**PROVIDED RECORDS:**

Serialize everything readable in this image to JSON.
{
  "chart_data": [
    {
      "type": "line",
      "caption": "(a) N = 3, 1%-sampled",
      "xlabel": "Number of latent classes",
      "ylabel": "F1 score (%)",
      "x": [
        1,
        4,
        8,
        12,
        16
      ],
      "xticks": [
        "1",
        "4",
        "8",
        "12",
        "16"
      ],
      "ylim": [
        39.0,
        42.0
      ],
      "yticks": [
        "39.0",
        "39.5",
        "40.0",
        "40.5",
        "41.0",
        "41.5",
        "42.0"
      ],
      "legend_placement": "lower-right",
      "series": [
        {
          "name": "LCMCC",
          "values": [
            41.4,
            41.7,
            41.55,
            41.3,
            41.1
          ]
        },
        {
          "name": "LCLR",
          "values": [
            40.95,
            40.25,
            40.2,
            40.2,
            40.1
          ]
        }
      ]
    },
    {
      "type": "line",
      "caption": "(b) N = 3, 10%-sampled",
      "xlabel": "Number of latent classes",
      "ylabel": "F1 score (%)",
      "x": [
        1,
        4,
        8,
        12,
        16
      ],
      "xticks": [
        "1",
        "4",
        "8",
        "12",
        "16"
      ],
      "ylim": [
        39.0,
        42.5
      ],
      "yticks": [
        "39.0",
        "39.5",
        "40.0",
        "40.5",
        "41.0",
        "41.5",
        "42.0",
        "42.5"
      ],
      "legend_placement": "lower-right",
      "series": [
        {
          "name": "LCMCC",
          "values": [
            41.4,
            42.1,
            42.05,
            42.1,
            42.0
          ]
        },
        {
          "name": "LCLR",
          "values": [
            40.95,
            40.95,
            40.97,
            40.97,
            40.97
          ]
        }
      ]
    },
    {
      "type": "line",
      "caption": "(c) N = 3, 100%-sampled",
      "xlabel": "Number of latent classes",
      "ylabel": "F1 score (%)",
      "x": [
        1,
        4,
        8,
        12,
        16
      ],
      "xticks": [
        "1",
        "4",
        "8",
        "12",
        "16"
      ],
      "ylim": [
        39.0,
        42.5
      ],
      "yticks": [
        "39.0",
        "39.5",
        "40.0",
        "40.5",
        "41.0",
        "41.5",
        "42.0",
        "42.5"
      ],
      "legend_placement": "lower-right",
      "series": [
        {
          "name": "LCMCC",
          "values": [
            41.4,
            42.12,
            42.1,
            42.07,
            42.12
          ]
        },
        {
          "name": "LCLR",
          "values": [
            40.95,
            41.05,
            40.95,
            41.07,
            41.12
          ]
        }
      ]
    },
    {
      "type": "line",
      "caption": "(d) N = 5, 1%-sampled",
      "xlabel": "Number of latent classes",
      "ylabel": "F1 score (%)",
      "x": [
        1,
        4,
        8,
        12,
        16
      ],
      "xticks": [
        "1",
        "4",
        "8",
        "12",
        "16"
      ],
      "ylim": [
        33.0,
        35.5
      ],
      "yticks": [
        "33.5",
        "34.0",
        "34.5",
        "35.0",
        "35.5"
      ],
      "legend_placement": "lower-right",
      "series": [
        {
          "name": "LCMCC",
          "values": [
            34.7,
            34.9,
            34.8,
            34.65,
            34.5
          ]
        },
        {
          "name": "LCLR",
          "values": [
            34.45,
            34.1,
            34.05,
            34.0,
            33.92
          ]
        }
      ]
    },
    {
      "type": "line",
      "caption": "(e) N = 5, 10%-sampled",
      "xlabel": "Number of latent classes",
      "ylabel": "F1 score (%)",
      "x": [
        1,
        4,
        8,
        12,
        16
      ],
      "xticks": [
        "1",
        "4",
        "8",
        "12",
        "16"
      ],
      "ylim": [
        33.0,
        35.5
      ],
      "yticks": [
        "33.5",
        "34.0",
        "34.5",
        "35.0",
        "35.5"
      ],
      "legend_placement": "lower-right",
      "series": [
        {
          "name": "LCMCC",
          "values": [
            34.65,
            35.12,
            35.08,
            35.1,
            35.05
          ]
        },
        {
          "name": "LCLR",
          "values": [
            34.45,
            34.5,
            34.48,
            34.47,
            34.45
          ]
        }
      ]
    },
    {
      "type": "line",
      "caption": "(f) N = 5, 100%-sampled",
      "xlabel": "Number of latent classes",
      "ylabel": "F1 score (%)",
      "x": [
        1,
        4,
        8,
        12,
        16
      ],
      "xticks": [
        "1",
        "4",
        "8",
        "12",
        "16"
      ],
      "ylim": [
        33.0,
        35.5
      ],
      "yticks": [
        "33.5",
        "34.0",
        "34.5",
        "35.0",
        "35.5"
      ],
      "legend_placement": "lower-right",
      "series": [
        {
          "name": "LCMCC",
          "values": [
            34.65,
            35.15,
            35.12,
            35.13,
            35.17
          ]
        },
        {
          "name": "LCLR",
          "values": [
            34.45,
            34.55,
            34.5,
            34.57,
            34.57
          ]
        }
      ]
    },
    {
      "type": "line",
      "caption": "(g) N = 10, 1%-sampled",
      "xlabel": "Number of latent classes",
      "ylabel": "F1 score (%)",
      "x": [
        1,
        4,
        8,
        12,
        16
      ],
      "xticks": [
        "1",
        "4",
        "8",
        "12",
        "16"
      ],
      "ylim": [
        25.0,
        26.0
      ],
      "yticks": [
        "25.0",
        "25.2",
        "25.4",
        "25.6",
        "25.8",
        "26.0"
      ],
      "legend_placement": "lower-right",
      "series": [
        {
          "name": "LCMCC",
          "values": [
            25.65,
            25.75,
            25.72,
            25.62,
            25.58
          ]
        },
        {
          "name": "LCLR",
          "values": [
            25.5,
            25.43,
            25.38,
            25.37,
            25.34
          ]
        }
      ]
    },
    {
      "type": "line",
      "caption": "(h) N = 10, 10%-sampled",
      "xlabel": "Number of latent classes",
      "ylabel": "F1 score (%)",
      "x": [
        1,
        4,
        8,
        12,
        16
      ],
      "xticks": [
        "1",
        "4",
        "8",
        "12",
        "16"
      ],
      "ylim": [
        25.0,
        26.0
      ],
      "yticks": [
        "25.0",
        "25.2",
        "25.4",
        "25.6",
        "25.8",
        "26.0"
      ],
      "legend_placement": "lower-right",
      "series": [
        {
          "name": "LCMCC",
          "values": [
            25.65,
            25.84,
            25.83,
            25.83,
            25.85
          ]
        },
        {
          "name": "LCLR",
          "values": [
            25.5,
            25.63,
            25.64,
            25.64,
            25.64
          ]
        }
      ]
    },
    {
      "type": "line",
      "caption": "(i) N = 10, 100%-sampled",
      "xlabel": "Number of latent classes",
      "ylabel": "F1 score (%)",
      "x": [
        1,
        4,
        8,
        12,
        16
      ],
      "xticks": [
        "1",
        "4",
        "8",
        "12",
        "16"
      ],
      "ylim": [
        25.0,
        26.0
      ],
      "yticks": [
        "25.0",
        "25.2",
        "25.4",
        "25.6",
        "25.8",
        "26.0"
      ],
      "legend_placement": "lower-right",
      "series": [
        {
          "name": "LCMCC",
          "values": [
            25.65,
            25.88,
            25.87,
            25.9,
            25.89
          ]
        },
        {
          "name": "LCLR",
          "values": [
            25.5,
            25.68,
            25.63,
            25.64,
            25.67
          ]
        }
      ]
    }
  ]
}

**SHORT PROBLEM:**
Reproduce the full set of records precisely.

**COMPLETE ANSWER:**
Serialize everything readable in this image to JSON.
{
  "chart_data": [
    {
      "type": "line",
      "caption": "(a) N = 3, 1%-sampled",
      "xlabel": "Number of latent classes",
      "ylabel": "F1 score (%)",
      "x": [
        1,
        4,
        8,
        12,
        16
      ],
      "xticks": [
        "1",
        "4",
        "8",
        "12",
        "16"
      ],
      "ylim": [
        39.0,
        42.0
      ],
      "yticks": [
        "39.0",
        "39.5",
        "40.0",
        "40.5",
        "41.0",
        "41.5",
        "42.0"
      ],
      "legend_placement": "lower-right",
      "series": [
        {
          "name": "LCMCC",
          "values": [
            41.4,
            41.7,
            41.55,
            41.3,
            41.1
          ]
        },
        {
          "name": "LCLR",
          "values": [
            40.95,
            40.25,
            40.2,
            40.2,
            40.1
          ]
        }
      ]
    },
    {
      "type": "line",
      "caption": "(b) N = 3, 10%-sampled",
      "xlabel": "Number of latent classes",
      "ylabel": "F1 score (%)",
      "x": [
        1,
        4,
        8,
        12,
        16
      ],
      "xticks": [
        "1",
        "4",
        "8",
        "12",
        "16"
      ],
      "ylim": [
        39.0,
        42.5
      ],
      "yticks": [
        "39.0",
        "39.5",
        "40.0",
        "40.5",
        "41.0",
        "41.5",
        "42.0",
        "42.5"
      ],
      "legend_placement": "lower-right",
      "series": [
        {
          "name": "LCMCC",
          "values": [
            41.4,
            42.1,
            42.05,
            42.1,
            42.0
          ]
        },
        {
          "name": "LCLR",
          "values": [
            40.95,
            40.95,
            40.97,
            40.97,
            40.97
          ]
        }
      ]
    },
    {
      "type": "line",
      "caption": "(c) N = 3, 100%-sampled",
      "xlabel": "Number of latent classes",
      "ylabel": "F1 score (%)",
      "x": [
        1,
        4,
        8,
        12,
        16
      ],
      "xticks": [
        "1",
        "4",
        "8",
        "12",
        "16"
      ],
      "ylim": [
        39.0,
        42.5
      ],
      "yticks": [
        "39.0",
        "39.5",
        "40.0",
        "40.5",
        "41.0",
        "41.5",
        "42.0",
        "42.5"
      ],
      "legend_placement": "lower-right",
      "series": [
        {
          "name": "LCMCC",
          "values": [
            41.4,
            42.12,
            42.1,
            42.07,
            42.12
          ]
        },
        {
          "name": "LCLR",
          "values": [
            40.95,
            41.05,
            40.95,
            41.07,
            41.12
          ]
        }
      ]
    },
    {
      "type": "line",
      "caption": "(d) N = 5, 1%-sampled",
      "xlabel": "Number of latent classes",
      "ylabel": "F1 score (%)",
      "x": [
        1,
        4,
        8,
        12,
        16
      ],
      "xticks": [
        "1",
        "4",
        "8",
        "12",
        "16"
      ],
      "ylim": [
        33.0,
        35.5
      ],
      "yticks": [
        "33.5",
        "34.0",
        "34.5",
        "35.0",
        "35.5"
      ],
      "legend_placement": "lower-right",
      "series": [
        {
          "name": "LCMCC",
          "values": [
            34.7,
            34.9,
            34.8,
            34.65,
            34.5
          ]
        },
        {
          "name": "LCLR",
          "values": [
            34.45,
            34.1,
            34.05,
            34.0,
            33.92
          ]
        }
      ]
    },
    {
      "type": "line",
      "caption": "(e) N = 5, 10%-sampled",
      "xlabel": "Number of latent classes",
      "ylabel": "F1 score (%)",
      "x": [
        1,
        4,
        8,
        12,
        16
      ],
      "xticks": [
        "1",
        "4",
        "8",
        "12",
        "16"
      ],
      "ylim": [
        33.0,
        35.5
      ],
      "yticks": [
        "33.5",
        "34.0",
        "34.5",
        "35.0",
        "35.5"
      ],
      "legend_placement": "lower-right",
      "series": [
        {
          "name": "LCMCC",
          "values": [
            34.65,
            35.12,
            35.08,
            35.1,
            35.05
          ]
        },
        {
          "name": "LCLR",
          "values": [
            34.45,
            34.5,
            34.48,
            34.47,
            34.45
          ]
        }
      ]
    },
    {
      "type": "line",
      "caption": "(f) N = 5, 100%-sampled",
      "xlabel": "Number of latent classes",
      "ylabel": "F1 score (%)",
      "x": [
        1,
        4,
        8,
        12,
        16
      ],
      "xticks": [
        "1",
        "4",
        "8",
        "12",
        "16"
      ],
      "ylim": [
        33.0,
        35.5
      ],
      "yticks": [
        "33.5",
        "34.0",
        "34.5",
        "35.0",
        "35.5"
      ],
      "legend_placement": "lower-right",
      "series": [
        {
          "name": "LCMCC",
          "values": [
            34.65,
            35.15,
            35.12,
            35.13,
            35.17
          ]
        },
        {
          "name": "LCLR",
          "values": [
            34.45,
            34.55,
            34.5,
            34.57,
            34.57
          ]
        }
      ]
    },
    {
      "type": "line",
      "caption": "(g) N = 10, 1%-sampled",
      "xlabel": "Number of latent classes",
      "ylabel": "F1 score (%)",
      "x": [
        1,
        4,
        8,
        12,
        16
      ],
      "xticks": [
        "1",
        "4",
        "8",
        "12",
        "16"
      ],
      "ylim": [
        25.0,
        26.0
      ],
      "yticks": [
        "25.0",
        "25.2",
        "25.4",
        "25.6",
        "25.8",
        "26.0"
      ],
      "legend_placement": "lower-right",
      "series": [
        {
          "name": "LCMCC",
          "values": [
            25.65,
            25.75,
            25.72,
            25.62,
            25.58
          ]
        },
        {
          "name": "LCLR",
          "values": [
            25.5,
            25.43,
            25.38,
            25.37,
            25.34
          ]
        }
      ]
    },
    {
      "type": "line",
      "caption": "(h) N = 10, 10%-sampled",
      "xlabel": "Number of latent classes",
      "ylabel": "F1 score (%)",
      "x": [
        1,
        4,
        8,
        12,
        16
      ],
      "xticks": [
        "1",
        "4",
        "8",
        "12",
        "16"
      ],
      "ylim": [
        25.0,
        26.0
      ],
      "yticks": [
        "25.0",
        "25.2",
        "25.4",
        "25.6",
        "25.8",
        "26.0"
      ],
      "legend_placement": "lower-right",
      "series": [
        {
          "name": "LCMCC",
          "values": [
            25.65,
            25.84,
            25.83,
            25.83,
            25.85
          ]
        },
        {
          "name": "LCLR",
          "values": [
            25.5,
            25.63,
            25.64,
            25.64,
            25.64
          ]
        }
      ]
    },
    {
      "type": "line",
      "caption": "(i) N = 10, 100%-sampled",
      "xlabel": "Number of latent classes",
      "ylabel": "F1 score (%)",
      "x": [
        1,
        4,
        8,
        12,
        16
      ],
      "xticks": [
        "1",
        "4",
        "8",
        "12",
        "16"
      ],
      "ylim": [
        25.0,
        26.0
      ],
      "yticks": [
        "25.0",
        "25.2",
        "25.4",
        "25.6",
        "25.8",
        "26.0"
      ],
      "legend_placement": "lower-right",
      "series": [
        {
          "name": "LCMCC",
          "values": [
            25.65,
            25.88,
            25.87,
            25.9,
            25.89
          ]
        },
        {
          "name": "LCLR",
          "values": [
            25.5,
            25.68,
            25.63,
            25.64,
            25.67
          ]
        }
      ]
    }
  ]
}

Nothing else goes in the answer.